* [EXTRACTED MATERIAL]
* * * *
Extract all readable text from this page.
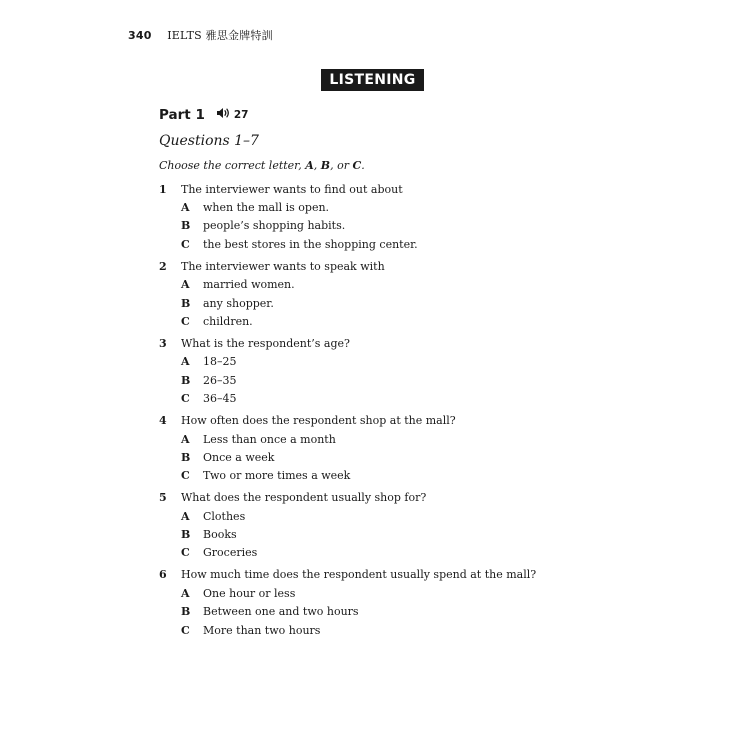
340 IELTS 雅思金牌特訓
LISTENING
Part 1	27
Questions 1–7
Choose the correct letter, A, B, or C.
1	The interviewer wants to find out about
A	when the mall is open.
B	people’s shopping habits.
C	the best stores in the shopping center.
2	The interviewer wants to speak with
A	married women.
B	any shopper.
C	children.
3	What is the respondent’s age?
A	18–25
B	26–35
C	36–45
4	How often does the respondent shop at the mall?
A	Less than once a month
B	Once a week
C	Two or more times a week
5	What does the respondent usually shop for?
A	Clothes
B	Books
C	Groceries
6	How much time does the respondent usually spend at the mall?
A	One hour or less
B	Between one and two hours
C	More than two hours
* * * *
Copy every line that includes the string "usually" from the material above.

5	What does the respondent usually shop for?
6	How much time does the respondent usually spend at the mall?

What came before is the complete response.